**AIM**:
Collect each line containing "price".

Figure data in JSON
- - - - -

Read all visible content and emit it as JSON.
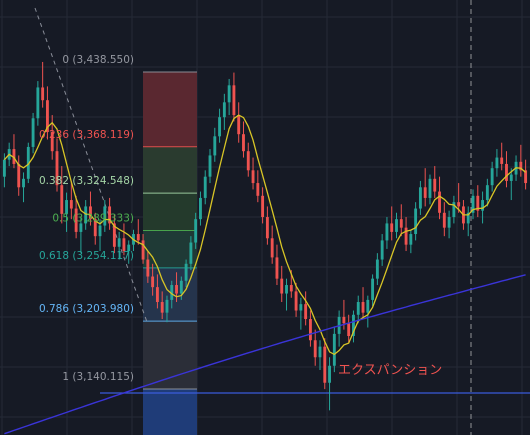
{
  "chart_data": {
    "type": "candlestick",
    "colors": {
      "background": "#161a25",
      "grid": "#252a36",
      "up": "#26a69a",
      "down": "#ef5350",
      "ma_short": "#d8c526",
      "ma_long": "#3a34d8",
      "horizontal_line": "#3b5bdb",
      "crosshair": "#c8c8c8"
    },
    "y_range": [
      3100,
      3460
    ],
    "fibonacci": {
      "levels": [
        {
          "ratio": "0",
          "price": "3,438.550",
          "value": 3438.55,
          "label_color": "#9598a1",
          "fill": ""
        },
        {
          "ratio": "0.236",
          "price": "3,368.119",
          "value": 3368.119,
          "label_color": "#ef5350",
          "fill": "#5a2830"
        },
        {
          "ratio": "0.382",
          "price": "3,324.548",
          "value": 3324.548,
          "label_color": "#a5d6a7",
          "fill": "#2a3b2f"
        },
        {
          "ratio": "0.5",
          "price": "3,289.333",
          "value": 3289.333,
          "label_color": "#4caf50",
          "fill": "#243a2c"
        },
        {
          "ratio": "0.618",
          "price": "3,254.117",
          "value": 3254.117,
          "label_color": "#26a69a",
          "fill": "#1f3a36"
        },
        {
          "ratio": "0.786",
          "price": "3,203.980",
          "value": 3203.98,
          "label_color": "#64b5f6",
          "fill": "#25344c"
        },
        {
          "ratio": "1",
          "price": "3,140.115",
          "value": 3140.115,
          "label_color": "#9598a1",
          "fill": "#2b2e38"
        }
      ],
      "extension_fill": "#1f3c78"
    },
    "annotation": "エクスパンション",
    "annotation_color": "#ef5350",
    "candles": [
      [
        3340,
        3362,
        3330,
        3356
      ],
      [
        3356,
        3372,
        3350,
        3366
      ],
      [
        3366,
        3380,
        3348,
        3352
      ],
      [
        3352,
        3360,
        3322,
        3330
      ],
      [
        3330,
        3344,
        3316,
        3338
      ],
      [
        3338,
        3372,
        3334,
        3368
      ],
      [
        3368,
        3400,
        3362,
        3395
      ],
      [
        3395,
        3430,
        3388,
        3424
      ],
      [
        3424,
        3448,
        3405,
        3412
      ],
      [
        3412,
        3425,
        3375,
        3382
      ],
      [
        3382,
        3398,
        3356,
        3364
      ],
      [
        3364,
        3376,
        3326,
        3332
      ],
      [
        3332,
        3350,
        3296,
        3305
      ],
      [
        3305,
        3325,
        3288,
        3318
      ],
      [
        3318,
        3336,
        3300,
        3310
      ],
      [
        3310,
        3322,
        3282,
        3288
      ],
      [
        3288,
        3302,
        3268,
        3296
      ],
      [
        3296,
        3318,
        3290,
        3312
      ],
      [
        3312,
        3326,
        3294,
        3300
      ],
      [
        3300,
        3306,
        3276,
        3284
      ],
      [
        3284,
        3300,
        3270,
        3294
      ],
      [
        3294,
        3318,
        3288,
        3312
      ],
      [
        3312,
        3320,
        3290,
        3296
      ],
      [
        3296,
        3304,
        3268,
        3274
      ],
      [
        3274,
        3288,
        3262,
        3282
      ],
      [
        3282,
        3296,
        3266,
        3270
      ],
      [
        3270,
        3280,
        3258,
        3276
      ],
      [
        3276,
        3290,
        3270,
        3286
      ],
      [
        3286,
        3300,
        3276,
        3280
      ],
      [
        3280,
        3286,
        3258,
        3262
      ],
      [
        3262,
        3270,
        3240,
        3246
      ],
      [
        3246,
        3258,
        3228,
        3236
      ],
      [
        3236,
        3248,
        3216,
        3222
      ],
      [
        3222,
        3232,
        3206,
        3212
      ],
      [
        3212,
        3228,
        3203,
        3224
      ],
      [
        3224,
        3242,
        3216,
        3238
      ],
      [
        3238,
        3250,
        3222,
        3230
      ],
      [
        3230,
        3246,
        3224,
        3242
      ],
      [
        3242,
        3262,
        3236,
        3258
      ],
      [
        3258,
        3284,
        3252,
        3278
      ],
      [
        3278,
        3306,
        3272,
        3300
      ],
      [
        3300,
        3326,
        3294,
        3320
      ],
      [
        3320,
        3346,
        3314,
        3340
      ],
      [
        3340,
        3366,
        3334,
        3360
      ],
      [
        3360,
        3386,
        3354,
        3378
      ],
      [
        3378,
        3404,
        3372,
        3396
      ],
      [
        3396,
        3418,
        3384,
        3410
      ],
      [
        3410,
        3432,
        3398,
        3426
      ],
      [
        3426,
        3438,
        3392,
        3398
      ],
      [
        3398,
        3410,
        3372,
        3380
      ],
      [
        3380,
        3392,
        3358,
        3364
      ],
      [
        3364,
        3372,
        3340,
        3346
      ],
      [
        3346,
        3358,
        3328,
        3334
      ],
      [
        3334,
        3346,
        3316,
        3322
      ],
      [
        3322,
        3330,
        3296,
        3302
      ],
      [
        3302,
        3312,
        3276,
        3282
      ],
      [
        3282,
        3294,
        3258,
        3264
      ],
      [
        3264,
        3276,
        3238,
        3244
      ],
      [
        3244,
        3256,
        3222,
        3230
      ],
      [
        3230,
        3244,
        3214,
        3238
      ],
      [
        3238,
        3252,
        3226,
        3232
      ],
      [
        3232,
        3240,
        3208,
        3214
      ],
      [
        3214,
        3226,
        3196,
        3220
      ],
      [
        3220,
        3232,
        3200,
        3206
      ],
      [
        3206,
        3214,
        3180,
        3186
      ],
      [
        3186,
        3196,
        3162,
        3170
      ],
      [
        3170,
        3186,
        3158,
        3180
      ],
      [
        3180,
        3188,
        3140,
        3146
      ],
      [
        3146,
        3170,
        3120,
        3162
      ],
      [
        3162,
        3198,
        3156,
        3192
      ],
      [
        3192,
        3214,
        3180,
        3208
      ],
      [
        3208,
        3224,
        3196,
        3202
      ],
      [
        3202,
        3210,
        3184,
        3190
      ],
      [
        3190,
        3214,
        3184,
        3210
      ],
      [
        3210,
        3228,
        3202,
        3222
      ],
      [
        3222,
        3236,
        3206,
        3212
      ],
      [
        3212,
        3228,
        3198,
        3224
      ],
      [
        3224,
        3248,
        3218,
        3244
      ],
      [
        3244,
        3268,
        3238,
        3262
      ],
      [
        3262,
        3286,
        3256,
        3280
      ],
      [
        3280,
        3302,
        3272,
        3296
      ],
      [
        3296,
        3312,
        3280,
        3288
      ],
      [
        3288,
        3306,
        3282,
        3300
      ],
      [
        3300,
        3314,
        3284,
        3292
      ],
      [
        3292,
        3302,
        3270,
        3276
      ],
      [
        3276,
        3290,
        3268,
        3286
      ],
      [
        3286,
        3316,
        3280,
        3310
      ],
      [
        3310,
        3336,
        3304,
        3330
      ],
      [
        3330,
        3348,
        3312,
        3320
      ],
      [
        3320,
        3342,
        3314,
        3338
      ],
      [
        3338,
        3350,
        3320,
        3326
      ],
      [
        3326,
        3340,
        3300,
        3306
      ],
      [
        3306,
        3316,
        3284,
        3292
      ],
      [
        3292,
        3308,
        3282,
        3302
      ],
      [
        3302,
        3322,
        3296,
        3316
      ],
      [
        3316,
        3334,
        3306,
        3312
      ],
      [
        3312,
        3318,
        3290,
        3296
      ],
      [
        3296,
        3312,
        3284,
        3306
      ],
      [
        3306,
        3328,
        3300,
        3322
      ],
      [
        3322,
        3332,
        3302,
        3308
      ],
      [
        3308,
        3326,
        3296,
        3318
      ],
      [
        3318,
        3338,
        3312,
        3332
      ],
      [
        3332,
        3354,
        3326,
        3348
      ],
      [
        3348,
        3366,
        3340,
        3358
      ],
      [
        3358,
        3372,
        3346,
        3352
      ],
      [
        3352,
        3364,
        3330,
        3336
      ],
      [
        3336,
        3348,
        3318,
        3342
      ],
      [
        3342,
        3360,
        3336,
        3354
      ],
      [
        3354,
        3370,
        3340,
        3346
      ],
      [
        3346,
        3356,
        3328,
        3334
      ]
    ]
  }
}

- - - - -

**SOLVED PROBLEM**:
          "price": "3,438.550",
          "price": "3,368.119",
          "price": "3,324.548",
          "price": "3,289.333",
          "price": "3,254.117",
          "price": "3,203.980",
          "price": "3,140.115",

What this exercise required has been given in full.